> Exercise
Copy out all the records, word for word.
=====
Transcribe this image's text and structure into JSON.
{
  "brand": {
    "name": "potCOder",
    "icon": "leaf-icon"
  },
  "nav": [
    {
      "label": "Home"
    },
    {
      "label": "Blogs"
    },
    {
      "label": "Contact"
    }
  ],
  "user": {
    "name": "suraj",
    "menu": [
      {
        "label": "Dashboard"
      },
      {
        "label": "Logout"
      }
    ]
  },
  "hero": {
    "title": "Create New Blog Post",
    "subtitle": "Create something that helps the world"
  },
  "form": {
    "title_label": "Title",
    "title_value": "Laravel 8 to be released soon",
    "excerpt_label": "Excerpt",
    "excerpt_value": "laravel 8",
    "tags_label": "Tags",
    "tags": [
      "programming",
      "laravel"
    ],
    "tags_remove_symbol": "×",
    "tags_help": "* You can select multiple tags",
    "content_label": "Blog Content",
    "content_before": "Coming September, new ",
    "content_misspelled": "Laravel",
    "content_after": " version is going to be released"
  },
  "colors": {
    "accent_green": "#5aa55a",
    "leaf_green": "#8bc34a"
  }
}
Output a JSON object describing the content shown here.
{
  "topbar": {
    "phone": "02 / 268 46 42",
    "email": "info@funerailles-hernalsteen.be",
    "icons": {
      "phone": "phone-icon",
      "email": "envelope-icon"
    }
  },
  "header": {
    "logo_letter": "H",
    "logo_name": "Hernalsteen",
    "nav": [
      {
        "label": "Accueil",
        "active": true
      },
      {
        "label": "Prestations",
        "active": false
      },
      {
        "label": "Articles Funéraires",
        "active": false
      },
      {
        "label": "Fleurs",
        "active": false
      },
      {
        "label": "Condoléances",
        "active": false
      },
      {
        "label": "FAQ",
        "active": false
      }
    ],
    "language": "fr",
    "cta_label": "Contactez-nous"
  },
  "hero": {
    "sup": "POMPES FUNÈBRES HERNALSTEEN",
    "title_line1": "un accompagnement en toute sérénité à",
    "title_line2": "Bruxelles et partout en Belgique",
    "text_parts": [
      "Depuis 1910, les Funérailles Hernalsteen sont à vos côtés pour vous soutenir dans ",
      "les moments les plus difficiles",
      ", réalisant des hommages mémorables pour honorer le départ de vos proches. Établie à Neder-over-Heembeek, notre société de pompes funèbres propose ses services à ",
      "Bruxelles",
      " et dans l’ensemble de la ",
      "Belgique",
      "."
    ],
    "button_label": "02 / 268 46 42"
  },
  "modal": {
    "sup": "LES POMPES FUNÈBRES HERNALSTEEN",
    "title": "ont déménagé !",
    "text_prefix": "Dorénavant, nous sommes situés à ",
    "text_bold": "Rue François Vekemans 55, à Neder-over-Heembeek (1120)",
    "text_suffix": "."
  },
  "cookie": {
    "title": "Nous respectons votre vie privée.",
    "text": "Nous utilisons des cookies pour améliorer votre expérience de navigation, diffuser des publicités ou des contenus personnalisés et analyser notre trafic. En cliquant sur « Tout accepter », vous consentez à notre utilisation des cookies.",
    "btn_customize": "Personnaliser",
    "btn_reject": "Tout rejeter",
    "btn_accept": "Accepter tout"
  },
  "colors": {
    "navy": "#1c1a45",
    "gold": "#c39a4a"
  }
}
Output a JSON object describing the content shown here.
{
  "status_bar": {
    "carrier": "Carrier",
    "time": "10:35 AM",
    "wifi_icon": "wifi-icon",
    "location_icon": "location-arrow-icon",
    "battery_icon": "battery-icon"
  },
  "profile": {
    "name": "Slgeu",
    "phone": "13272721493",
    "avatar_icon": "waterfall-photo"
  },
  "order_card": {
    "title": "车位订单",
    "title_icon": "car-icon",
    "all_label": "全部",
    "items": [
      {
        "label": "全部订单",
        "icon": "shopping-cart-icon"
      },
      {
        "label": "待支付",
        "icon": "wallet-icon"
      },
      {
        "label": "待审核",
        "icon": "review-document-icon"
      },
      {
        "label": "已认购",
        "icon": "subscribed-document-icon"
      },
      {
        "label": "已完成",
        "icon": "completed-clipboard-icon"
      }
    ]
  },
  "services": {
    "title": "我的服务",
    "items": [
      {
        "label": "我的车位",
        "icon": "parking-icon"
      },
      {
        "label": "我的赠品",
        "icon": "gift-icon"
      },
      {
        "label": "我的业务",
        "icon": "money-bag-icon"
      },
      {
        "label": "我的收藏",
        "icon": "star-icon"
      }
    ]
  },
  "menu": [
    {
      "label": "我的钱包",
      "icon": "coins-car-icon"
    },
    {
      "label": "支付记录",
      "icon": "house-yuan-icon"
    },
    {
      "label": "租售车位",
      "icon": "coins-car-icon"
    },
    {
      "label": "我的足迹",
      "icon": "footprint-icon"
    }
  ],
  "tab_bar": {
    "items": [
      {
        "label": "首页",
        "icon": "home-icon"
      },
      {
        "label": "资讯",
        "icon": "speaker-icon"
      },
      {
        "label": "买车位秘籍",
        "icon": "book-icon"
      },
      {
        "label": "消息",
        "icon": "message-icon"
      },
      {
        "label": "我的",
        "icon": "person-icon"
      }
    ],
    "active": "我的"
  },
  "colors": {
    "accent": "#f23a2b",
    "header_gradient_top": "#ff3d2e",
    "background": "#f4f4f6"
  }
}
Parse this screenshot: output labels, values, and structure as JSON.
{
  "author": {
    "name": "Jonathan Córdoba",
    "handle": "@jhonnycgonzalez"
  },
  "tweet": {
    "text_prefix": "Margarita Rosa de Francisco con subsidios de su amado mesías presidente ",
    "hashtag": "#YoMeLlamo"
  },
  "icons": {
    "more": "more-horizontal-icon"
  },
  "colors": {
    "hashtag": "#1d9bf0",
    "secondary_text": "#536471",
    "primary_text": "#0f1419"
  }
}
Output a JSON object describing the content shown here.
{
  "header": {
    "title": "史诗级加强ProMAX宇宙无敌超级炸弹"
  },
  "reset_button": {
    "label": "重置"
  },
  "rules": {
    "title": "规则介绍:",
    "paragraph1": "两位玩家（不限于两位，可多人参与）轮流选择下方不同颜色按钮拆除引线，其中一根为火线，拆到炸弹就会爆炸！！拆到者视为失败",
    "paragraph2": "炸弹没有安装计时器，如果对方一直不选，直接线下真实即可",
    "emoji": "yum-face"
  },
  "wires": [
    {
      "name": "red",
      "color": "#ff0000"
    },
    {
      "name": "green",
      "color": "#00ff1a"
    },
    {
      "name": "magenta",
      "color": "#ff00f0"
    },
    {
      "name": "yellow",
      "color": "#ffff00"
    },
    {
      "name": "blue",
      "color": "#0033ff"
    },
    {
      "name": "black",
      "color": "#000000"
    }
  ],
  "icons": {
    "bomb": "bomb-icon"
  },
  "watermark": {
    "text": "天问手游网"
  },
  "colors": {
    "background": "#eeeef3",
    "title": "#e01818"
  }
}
=====
> Exercise result
Transcribe this image's text and structure into JSON.
{
  "brand": {
    "name": "potCOder",
    "icon": "leaf-icon"
  },
  "nav": [
    {
      "label": "Home"
    },
    {
      "label": "Blogs"
    },
    {
      "label": "Contact"
    }
  ],
  "user": {
    "name": "suraj",
    "menu": [
      {
        "label": "Dashboard"
      },
      {
        "label": "Logout"
      }
    ]
  },
  "hero": {
    "title": "Create New Blog Post",
    "subtitle": "Create something that helps the world"
  },
  "form": {
    "title_label": "Title",
    "title_value": "Laravel 8 to be released soon",
    "excerpt_label": "Excerpt",
    "excerpt_value": "laravel 8",
    "tags_label": "Tags",
    "tags": [
      "programming",
      "laravel"
    ],
    "tags_remove_symbol": "×",
    "tags_help": "* You can select multiple tags",
    "content_label": "Blog Content",
    "content_before": "Coming September, new ",
    "content_misspelled": "Laravel",
    "content_after": " version is going to be released"
  },
  "colors": {
    "accent_green": "#5aa55a",
    "leaf_green": "#8bc34a"
  }
}
Output a JSON object describing the content shown here.
{
  "topbar": {
    "phone": "02 / 268 46 42",
    "email": "info@funerailles-hernalsteen.be",
    "icons": {
      "phone": "phone-icon",
      "email": "envelope-icon"
    }
  },
  "header": {
    "logo_letter": "H",
    "logo_name": "Hernalsteen",
    "nav": [
      {
        "label": "Accueil",
        "active": true
      },
      {
        "label": "Prestations",
        "active": false
      },
      {
        "label": "Articles Funéraires",
        "active": false
      },
      {
        "label": "Fleurs",
        "active": false
      },
      {
        "label": "Condoléances",
        "active": false
      },
      {
        "label": "FAQ",
        "active": false
      }
    ],
    "language": "fr",
    "cta_label": "Contactez-nous"
  },
  "hero": {
    "sup": "POMPES FUNÈBRES HERNALSTEEN",
    "title_line1": "un accompagnement en toute sérénité à",
    "title_line2": "Bruxelles et partout en Belgique",
    "text_parts": [
      "Depuis 1910, les Funérailles Hernalsteen sont à vos côtés pour vous soutenir dans ",
      "les moments les plus difficiles",
      ", réalisant des hommages mémorables pour honorer le départ de vos proches. Établie à Neder-over-Heembeek, notre société de pompes funèbres propose ses services à ",
      "Bruxelles",
      " et dans l’ensemble de la ",
      "Belgique",
      "."
    ],
    "button_label": "02 / 268 46 42"
  },
  "modal": {
    "sup": "LES POMPES FUNÈBRES HERNALSTEEN",
    "title": "ont déménagé !",
    "text_prefix": "Dorénavant, nous sommes situés à ",
    "text_bold": "Rue François Vekemans 55, à Neder-over-Heembeek (1120)",
    "text_suffix": "."
  },
  "cookie": {
    "title": "Nous respectons votre vie privée.",
    "text": "Nous utilisons des cookies pour améliorer votre expérience de navigation, diffuser des publicités ou des contenus personnalisés et analyser notre trafic. En cliquant sur « Tout accepter », vous consentez à notre utilisation des cookies.",
    "btn_customize": "Personnaliser",
    "btn_reject": "Tout rejeter",
    "btn_accept": "Accepter tout"
  },
  "colors": {
    "navy": "#1c1a45",
    "gold": "#c39a4a"
  }
}
Output a JSON object describing the content shown here.
{
  "status_bar": {
    "carrier": "Carrier",
    "time": "10:35 AM",
    "wifi_icon": "wifi-icon",
    "location_icon": "location-arrow-icon",
    "battery_icon": "battery-icon"
  },
  "profile": {
    "name": "Slgeu",
    "phone": "13272721493",
    "avatar_icon": "waterfall-photo"
  },
  "order_card": {
    "title": "车位订单",
    "title_icon": "car-icon",
    "all_label": "全部",
    "items": [
      {
        "label": "全部订单",
        "icon": "shopping-cart-icon"
      },
      {
        "label": "待支付",
        "icon": "wallet-icon"
      },
      {
        "label": "待审核",
        "icon": "review-document-icon"
      },
      {
        "label": "已认购",
        "icon": "subscribed-document-icon"
      },
      {
        "label": "已完成",
        "icon": "completed-clipboard-icon"
      }
    ]
  },
  "services": {
    "title": "我的服务",
    "items": [
      {
        "label": "我的车位",
        "icon": "parking-icon"
      },
      {
        "label": "我的赠品",
        "icon": "gift-icon"
      },
      {
        "label": "我的业务",
        "icon": "money-bag-icon"
      },
      {
        "label": "我的收藏",
        "icon": "star-icon"
      }
    ]
  },
  "menu": [
    {
      "label": "我的钱包",
      "icon": "coins-car-icon"
    },
    {
      "label": "支付记录",
      "icon": "house-yuan-icon"
    },
    {
      "label": "租售车位",
      "icon": "coins-car-icon"
    },
    {
      "label": "我的足迹",
      "icon": "footprint-icon"
    }
  ],
  "tab_bar": {
    "items": [
      {
        "label": "首页",
        "icon": "home-icon"
      },
      {
        "label": "资讯",
        "icon": "speaker-icon"
      },
      {
        "label": "买车位秘籍",
        "icon": "book-icon"
      },
      {
        "label": "消息",
        "icon": "message-icon"
      },
      {
        "label": "我的",
        "icon": "person-icon"
      }
    ],
    "active": "我的"
  },
  "colors": {
    "accent": "#f23a2b",
    "header_gradient_top": "#ff3d2e",
    "background": "#f4f4f6"
  }
}
Parse this screenshot: output labels, values, and structure as JSON.
{
  "author": {
    "name": "Jonathan Córdoba",
    "handle": "@jhonnycgonzalez"
  },
  "tweet": {
    "text_prefix": "Margarita Rosa de Francisco con subsidios de su amado mesías presidente ",
    "hashtag": "#YoMeLlamo"
  },
  "icons": {
    "more": "more-horizontal-icon"
  },
  "colors": {
    "hashtag": "#1d9bf0",
    "secondary_text": "#536471",
    "primary_text": "#0f1419"
  }
}
Output a JSON object describing the content shown here.
{
  "header": {
    "title": "史诗级加强ProMAX宇宙无敌超级炸弹"
  },
  "reset_button": {
    "label": "重置"
  },
  "rules": {
    "title": "规则介绍:",
    "paragraph1": "两位玩家（不限于两位，可多人参与）轮流选择下方不同颜色按钮拆除引线，其中一根为火线，拆到炸弹就会爆炸！！拆到者视为失败",
    "paragraph2": "炸弹没有安装计时器，如果对方一直不选，直接线下真实即可",
    "emoji": "yum-face"
  },
  "wires": [
    {
      "name": "red",
      "color": "#ff0000"
    },
    {
      "name": "green",
      "color": "#00ff1a"
    },
    {
      "name": "magenta",
      "color": "#ff00f0"
    },
    {
      "name": "yellow",
      "color": "#ffff00"
    },
    {
      "name": "blue",
      "color": "#0033ff"
    },
    {
      "name": "black",
      "color": "#000000"
    }
  ],
  "icons": {
    "bomb": "bomb-icon"
  },
  "watermark": {
    "text": "天问手游网"
  },
  "colors": {
    "background": "#eeeef3",
    "title": "#e01818"
  }
}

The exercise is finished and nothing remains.